## begin RECORDS FOR THE TASK

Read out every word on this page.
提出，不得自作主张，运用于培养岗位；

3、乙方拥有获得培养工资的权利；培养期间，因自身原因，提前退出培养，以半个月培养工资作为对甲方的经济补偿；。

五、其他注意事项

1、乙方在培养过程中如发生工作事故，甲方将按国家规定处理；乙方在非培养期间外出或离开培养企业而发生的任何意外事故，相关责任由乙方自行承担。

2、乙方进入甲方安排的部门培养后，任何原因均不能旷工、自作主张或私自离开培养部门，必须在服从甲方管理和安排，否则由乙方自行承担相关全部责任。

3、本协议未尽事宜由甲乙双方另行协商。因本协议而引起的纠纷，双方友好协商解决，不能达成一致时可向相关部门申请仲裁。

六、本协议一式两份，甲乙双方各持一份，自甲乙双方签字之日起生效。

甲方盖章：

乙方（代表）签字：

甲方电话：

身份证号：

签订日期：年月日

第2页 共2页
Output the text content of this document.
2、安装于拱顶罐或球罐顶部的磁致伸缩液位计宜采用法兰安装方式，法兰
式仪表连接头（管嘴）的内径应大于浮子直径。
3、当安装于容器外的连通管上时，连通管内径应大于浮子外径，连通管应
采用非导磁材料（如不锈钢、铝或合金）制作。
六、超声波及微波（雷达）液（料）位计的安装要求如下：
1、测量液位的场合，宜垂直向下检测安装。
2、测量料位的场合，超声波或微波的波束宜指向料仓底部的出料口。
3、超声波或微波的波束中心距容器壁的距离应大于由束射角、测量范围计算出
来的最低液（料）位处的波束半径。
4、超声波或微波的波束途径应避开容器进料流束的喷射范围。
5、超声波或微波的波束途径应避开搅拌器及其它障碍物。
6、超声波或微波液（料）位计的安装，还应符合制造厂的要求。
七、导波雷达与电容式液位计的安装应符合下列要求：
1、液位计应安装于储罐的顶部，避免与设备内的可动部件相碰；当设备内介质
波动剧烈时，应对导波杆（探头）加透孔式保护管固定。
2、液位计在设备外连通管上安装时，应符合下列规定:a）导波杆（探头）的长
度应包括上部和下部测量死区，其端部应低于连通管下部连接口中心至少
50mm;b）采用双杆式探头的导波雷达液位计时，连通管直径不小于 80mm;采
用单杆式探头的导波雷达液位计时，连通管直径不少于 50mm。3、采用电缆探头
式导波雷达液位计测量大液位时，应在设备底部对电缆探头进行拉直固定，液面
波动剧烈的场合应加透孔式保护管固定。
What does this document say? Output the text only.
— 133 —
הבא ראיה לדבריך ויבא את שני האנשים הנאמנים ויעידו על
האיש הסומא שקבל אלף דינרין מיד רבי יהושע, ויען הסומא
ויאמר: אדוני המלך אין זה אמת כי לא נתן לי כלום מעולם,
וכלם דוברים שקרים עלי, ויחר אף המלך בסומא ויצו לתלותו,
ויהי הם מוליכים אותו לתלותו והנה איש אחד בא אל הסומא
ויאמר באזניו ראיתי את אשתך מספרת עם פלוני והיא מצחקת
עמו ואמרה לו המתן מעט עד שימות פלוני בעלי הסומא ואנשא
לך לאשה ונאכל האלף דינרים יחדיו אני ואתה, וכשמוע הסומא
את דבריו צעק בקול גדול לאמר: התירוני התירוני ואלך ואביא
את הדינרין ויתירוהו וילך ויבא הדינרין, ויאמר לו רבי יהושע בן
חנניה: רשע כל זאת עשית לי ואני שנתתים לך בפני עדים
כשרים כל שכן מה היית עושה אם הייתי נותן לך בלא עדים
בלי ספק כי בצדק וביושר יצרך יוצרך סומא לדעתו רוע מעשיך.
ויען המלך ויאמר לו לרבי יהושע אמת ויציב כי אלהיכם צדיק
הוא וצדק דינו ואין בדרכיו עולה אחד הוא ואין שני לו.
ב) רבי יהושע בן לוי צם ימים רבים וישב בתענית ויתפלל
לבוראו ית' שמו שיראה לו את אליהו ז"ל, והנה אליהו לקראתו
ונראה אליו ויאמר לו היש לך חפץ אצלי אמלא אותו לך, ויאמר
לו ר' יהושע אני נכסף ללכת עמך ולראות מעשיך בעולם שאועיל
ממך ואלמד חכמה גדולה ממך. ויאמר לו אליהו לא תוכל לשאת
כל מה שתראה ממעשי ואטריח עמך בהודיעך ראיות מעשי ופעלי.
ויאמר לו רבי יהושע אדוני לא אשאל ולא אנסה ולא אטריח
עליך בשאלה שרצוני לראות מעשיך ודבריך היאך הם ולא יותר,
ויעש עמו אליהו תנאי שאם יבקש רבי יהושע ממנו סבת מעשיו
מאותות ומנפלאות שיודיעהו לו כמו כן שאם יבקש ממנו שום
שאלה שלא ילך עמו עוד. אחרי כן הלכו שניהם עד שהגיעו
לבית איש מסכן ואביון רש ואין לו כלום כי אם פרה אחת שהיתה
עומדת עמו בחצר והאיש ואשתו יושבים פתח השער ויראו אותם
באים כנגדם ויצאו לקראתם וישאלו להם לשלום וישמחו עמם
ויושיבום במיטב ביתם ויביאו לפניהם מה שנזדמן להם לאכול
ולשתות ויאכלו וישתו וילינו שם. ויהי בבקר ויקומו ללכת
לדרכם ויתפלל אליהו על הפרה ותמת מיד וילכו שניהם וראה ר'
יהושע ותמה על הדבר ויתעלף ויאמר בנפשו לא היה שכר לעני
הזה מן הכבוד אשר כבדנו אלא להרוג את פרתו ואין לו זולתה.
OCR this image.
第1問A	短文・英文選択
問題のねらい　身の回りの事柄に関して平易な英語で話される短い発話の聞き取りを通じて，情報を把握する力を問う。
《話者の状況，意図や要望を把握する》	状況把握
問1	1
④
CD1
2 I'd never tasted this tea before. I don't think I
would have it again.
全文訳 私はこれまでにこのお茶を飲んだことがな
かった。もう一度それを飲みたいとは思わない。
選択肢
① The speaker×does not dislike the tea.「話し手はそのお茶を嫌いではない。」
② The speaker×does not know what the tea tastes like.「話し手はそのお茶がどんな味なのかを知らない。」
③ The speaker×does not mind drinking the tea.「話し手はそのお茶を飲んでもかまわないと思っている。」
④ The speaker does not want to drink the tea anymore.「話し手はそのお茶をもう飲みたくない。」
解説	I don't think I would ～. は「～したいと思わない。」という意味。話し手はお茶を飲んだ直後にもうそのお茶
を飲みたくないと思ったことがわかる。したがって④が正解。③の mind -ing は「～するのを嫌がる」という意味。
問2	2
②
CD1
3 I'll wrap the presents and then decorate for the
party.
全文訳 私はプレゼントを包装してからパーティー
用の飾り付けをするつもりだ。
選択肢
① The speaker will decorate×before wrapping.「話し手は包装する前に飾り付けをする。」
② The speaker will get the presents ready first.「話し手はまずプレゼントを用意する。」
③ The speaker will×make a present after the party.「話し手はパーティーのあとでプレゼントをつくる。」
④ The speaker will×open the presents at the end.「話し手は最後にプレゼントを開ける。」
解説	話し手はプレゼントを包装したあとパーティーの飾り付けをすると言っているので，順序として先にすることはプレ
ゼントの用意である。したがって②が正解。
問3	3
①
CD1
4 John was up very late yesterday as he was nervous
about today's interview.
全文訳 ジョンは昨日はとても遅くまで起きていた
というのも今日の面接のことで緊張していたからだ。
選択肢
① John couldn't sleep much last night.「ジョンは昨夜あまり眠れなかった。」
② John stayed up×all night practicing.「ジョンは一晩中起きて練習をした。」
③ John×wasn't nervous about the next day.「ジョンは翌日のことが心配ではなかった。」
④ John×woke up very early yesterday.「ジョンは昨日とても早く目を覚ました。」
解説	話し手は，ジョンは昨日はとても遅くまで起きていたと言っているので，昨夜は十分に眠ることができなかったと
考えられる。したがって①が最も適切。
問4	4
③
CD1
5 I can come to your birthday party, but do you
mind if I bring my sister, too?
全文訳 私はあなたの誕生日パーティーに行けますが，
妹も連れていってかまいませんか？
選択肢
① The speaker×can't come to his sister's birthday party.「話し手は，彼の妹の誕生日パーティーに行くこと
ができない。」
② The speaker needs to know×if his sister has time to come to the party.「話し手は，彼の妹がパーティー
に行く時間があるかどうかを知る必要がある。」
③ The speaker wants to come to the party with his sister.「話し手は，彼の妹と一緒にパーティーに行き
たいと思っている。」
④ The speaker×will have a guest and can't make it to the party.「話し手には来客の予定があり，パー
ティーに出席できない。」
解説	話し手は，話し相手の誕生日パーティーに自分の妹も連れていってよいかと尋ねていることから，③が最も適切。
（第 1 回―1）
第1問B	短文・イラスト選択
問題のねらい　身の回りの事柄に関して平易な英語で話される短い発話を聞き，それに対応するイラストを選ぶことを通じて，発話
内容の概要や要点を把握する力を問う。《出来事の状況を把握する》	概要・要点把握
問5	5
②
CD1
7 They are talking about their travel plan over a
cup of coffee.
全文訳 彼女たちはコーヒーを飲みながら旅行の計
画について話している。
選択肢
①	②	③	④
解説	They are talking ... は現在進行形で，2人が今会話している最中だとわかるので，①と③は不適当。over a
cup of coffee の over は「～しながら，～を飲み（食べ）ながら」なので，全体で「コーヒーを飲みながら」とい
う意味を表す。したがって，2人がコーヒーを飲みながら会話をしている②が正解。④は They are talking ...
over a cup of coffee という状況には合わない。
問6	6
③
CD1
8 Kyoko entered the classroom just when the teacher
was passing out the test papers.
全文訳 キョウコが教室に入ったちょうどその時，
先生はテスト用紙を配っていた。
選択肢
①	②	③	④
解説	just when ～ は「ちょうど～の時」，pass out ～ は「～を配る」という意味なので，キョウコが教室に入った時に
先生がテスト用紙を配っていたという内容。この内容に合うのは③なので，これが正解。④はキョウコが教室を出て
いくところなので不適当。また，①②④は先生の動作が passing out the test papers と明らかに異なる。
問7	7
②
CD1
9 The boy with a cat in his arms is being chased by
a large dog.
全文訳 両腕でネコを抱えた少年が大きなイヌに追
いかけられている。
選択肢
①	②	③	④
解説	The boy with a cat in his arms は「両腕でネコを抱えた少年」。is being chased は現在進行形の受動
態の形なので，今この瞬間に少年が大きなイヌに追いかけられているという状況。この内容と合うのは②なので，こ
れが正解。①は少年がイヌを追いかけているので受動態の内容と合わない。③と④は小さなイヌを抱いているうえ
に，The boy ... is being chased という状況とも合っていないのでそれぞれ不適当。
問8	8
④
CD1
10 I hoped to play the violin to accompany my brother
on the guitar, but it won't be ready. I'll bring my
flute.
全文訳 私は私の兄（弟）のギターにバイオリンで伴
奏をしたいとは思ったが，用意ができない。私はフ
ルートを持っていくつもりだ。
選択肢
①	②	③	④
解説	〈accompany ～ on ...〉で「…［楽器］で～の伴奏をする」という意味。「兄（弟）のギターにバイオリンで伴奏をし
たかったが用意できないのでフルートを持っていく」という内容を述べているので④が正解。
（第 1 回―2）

## end RECORDS FOR THE TASK

EXERCISE PROMPT — Give only the number of lines in the entries above that hold the string "לתלותו".

FULL ANSWER — 2